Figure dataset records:
^^^^^^^^^^^^^^^^

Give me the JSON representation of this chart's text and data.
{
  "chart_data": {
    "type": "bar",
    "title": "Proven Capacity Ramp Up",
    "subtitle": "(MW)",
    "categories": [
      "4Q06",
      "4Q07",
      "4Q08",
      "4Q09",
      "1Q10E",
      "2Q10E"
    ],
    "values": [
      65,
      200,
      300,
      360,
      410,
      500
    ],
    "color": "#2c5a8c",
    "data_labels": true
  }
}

^^^^^^^^^^^^^^^^

(OBJECTIVE) Retype the material in full, character for character.

(RESULT OF THE TASK)
Give me the JSON representation of this chart's text and data.
{
  "chart_data": {
    "type": "bar",
    "title": "Proven Capacity Ramp Up",
    "subtitle": "(MW)",
    "categories": [
      "4Q06",
      "4Q07",
      "4Q08",
      "4Q09",
      "1Q10E",
      "2Q10E"
    ],
    "values": [
      65,
      200,
      300,
      360,
      410,
      500
    ],
    "color": "#2c5a8c",
    "data_labels": true
  }
}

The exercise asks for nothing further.